[START INFORMATION SUPPLIED]
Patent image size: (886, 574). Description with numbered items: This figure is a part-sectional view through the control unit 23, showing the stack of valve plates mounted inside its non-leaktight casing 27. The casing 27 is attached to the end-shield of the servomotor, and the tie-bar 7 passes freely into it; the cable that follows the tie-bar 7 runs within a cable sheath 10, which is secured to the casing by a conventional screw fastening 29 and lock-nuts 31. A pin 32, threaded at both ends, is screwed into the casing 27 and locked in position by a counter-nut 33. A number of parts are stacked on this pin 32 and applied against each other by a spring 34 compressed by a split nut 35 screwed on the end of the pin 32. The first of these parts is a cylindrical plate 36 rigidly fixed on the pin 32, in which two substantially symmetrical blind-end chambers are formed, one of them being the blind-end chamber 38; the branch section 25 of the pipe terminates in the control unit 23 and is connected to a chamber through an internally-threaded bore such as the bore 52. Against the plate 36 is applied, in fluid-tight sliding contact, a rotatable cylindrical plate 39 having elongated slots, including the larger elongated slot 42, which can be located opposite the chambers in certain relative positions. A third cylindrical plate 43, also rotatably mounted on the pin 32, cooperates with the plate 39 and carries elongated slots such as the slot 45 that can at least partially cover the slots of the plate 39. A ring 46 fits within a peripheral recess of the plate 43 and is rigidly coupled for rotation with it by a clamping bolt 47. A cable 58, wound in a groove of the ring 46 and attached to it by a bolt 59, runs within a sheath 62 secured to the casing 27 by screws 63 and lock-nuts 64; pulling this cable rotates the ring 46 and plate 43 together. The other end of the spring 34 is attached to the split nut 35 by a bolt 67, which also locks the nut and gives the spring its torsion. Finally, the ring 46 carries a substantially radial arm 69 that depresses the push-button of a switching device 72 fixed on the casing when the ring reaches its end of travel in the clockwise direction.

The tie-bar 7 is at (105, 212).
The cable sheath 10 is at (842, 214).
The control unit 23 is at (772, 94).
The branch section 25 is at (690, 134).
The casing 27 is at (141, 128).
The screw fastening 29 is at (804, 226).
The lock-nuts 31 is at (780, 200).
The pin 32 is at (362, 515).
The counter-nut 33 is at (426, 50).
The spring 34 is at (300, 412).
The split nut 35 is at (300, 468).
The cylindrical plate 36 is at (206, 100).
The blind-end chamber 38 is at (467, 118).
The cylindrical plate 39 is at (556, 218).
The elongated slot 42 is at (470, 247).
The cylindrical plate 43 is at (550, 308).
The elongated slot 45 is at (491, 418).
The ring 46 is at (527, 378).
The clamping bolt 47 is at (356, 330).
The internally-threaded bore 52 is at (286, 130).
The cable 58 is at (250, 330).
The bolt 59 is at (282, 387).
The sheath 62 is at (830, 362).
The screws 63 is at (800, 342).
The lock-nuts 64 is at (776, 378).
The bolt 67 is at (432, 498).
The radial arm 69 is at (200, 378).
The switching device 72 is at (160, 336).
[END INFORMATION SUPPLIED]
### WORK TO BE COMPLETED
Update the entries from their start through the line containing "The control unit 23 is at (772, 94).", both ends included, by replacing "valve plates" with "valve disks" and leaving everything else unchanged.

### RESPONSE BELOW
Patent image size: (886, 574). Description with numbered items: This figure is a part-sectional view through the control unit 23, showing the stack of valve disks mounted inside its non-leaktight casing 27. The casing 27 is attached to the end-shield of the servomotor, and the tie-bar 7 passes freely into it; the cable that follows the tie-bar 7 runs within a cable sheath 10, which is secured to the casing by a conventional screw fastening 29 and lock-nuts 31. A pin 32, threaded at both ends, is screwed into the casing 27 and locked in position by a counter-nut 33. A number of parts are stacked on this pin 32 and applied against each other by a spring 34 compressed by a split nut 35 screwed on the end of the pin 32. The first of these parts is a cylindrical plate 36 rigidly fixed on the pin 32, in which two substantially symmetrical blind-end chambers are formed, one of them being the blind-end chamber 38; the branch section 25 of the pipe terminates in the control unit 23 and is connected to a chamber through an internally-threaded bore such as the bore 52. Against the plate 36 is applied, in fluid-tight sliding contact, a rotatable cylindrical plate 39 having elongated slots, including the larger elongated slot 42, which can be located opposite the chambers in certain relative positions. A third cylindrical plate 43, also rotatably mounted on the pin 32, cooperates with the plate 39 and carries elongated slots such as the slot 45 that can at least partially cover the slots of the plate 39. A ring 46 fits within a peripheral recess of the plate 43 and is rigidly coupled for rotation with it by a clamping bolt 47. A cable 58, wound in a groove of the ring 46 and attached to it by a bolt 59, runs within a sheath 62 secured to the casing 27 by screws 63 and lock-nuts 64; pulling this cable rotates the ring 46 and plate 43 together. The other end of the spring 34 is attached to the split nut 35 by a bolt 67, which also locks the nut and gives the spring its torsion. Finally, the ring 46 carries a substantially radial arm 69 that depresses the push-button of a switching device 72 fixed on the casing when the ring reaches its end of travel in the clockwise direction.

The tie-bar 7 is at (105, 212).
The cable sheath 10 is at (842, 214).
The control unit 23 is at (772, 94).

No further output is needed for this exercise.